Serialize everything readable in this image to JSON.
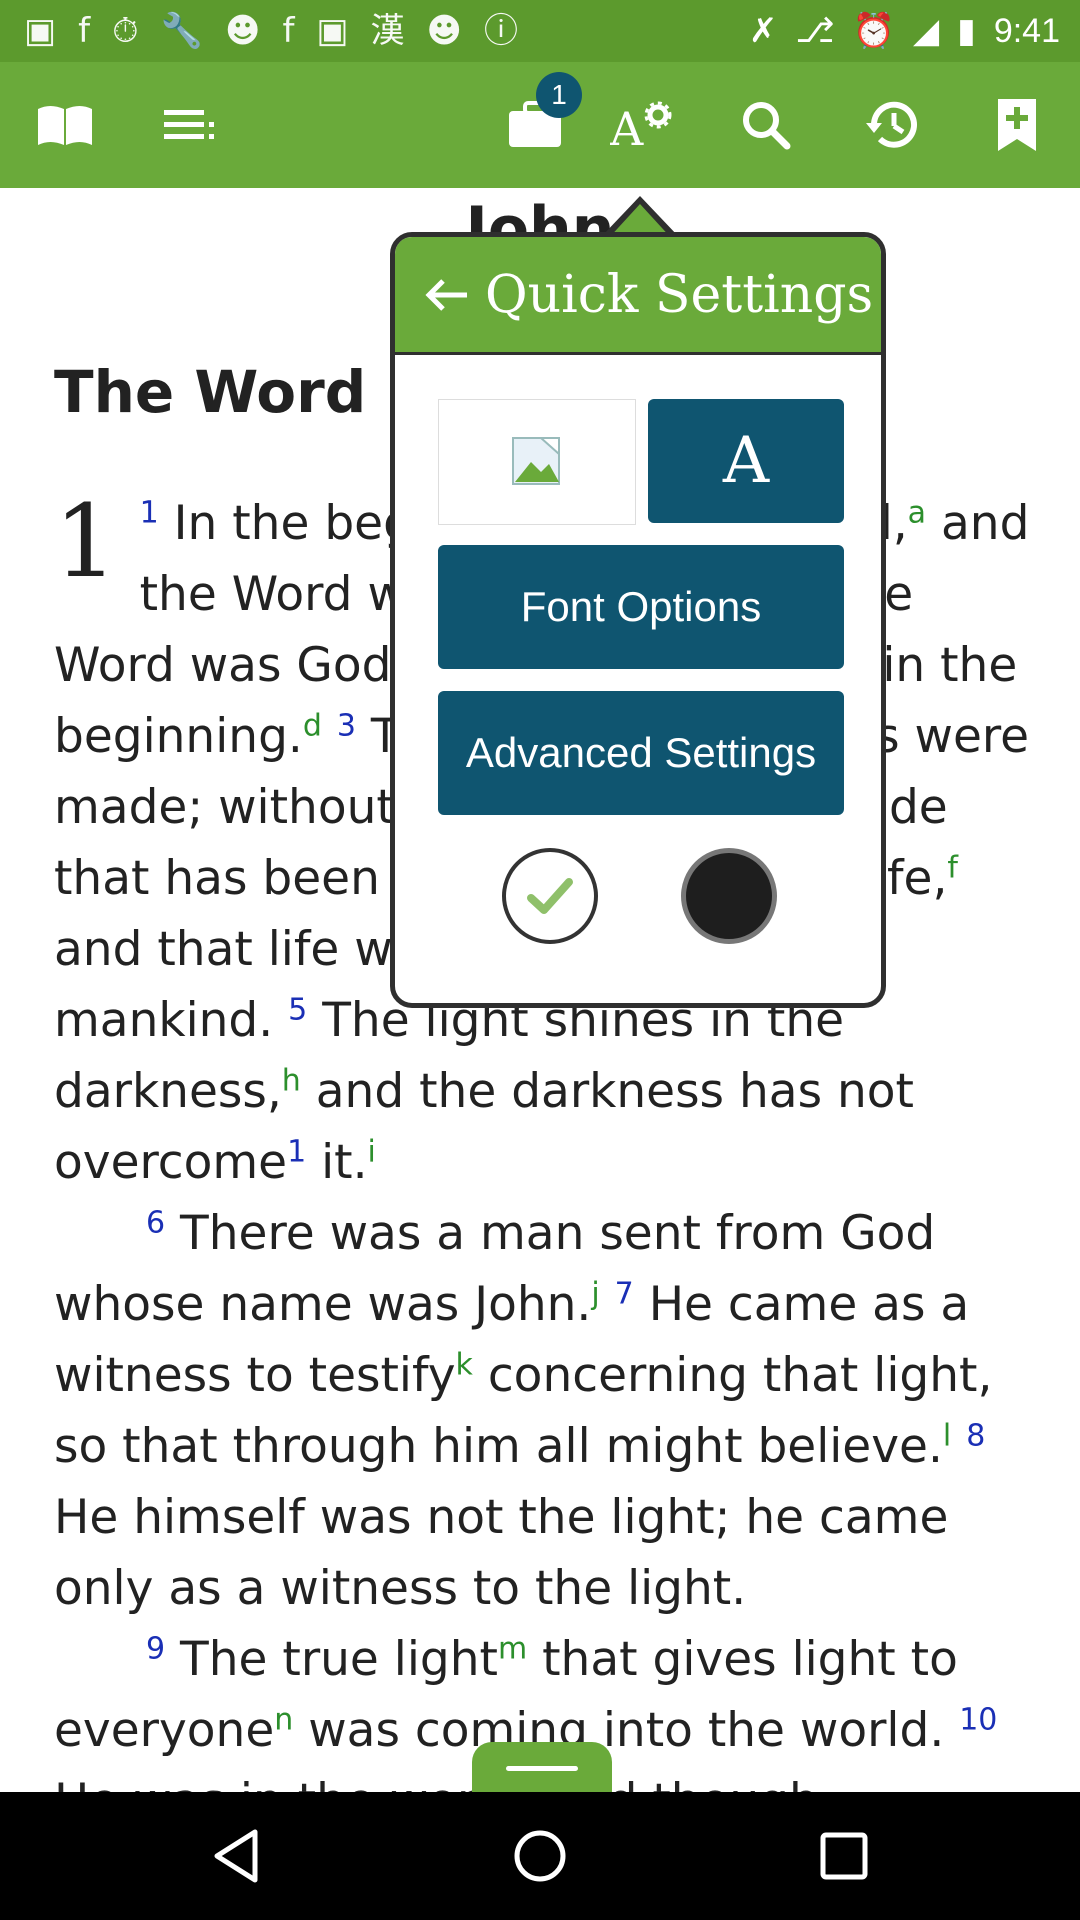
{
  "status_bar": {
    "time": "9:41",
    "left_icons": [
      "message-icon",
      "facebook-icon",
      "stopwatch-icon",
      "wrench-icon",
      "smiley-icon",
      "facebook-icon",
      "qt-icon",
      "chinese-icon",
      "smiley-icon",
      "info-icon"
    ],
    "right_icons": [
      "no-signal-icon",
      "bluetooth-icon",
      "alarm-icon",
      "wifi-icon",
      "battery-icon"
    ]
  },
  "toolbar": {
    "buttons": [
      "book-icon",
      "menu-icon",
      "briefcase-icon",
      "text-settings-icon",
      "search-icon",
      "history-icon",
      "bookmark-add-icon"
    ],
    "badge_count": "1"
  },
  "content": {
    "book_title": "John",
    "section_heading": "The Word Became Flesh",
    "chapter_number": "1"
  },
  "quick_settings": {
    "title": "Quick Settings",
    "font_button": "A",
    "font_options": "Font Options",
    "advanced_settings": "Advanced Settings",
    "theme_light_selected": "✓"
  },
  "colors": {
    "toolbar_green": "#6aaa3a",
    "statusbar_green": "#5c9a2d",
    "button_blue": "#0f5570",
    "verse_blue": "#1a2fb5",
    "footnote_green": "#2c8f2c"
  }
}
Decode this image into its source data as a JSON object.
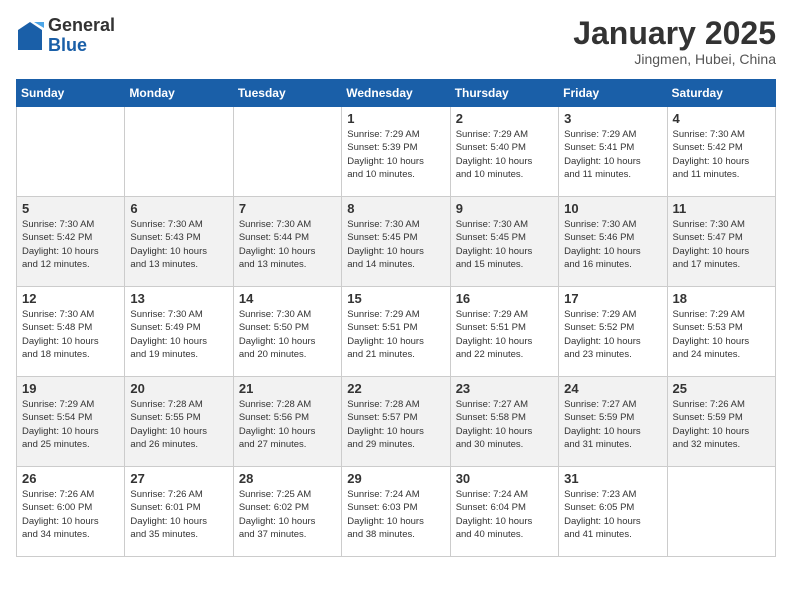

━━━━━━━━

▸ Exercise
Reproduce all the entries that precede this task, word for word, minus any pictures.

▸ Result of this task
Serialize everything readable in this image to JSON.
{
  "status_bar": {
    "time": "9:41",
    "left_icons": [
      "message-icon",
      "facebook-icon",
      "stopwatch-icon",
      "wrench-icon",
      "smiley-icon",
      "facebook-icon",
      "qt-icon",
      "chinese-icon",
      "smiley-icon",
      "info-icon"
    ],
    "right_icons": [
      "no-signal-icon",
      "bluetooth-icon",
      "alarm-icon",
      "wifi-icon",
      "battery-icon"
    ]
  },
  "toolbar": {
    "buttons": [
      "book-icon",
      "menu-icon",
      "briefcase-icon",
      "text-settings-icon",
      "search-icon",
      "history-icon",
      "bookmark-add-icon"
    ],
    "badge_count": "1"
  },
  "content": {
    "book_title": "John",
    "section_heading": "The Word Became Flesh",
    "chapter_number": "1"
  },
  "quick_settings": {
    "title": "Quick Settings",
    "font_button": "A",
    "font_options": "Font Options",
    "advanced_settings": "Advanced Settings",
    "theme_light_selected": "✓"
  },
  "colors": {
    "toolbar_green": "#6aaa3a",
    "statusbar_green": "#5c9a2d",
    "button_blue": "#0f5570",
    "verse_blue": "#1a2fb5",
    "footnote_green": "#2c8f2c"
  }
}
Decode this image into its source data as a JSON object.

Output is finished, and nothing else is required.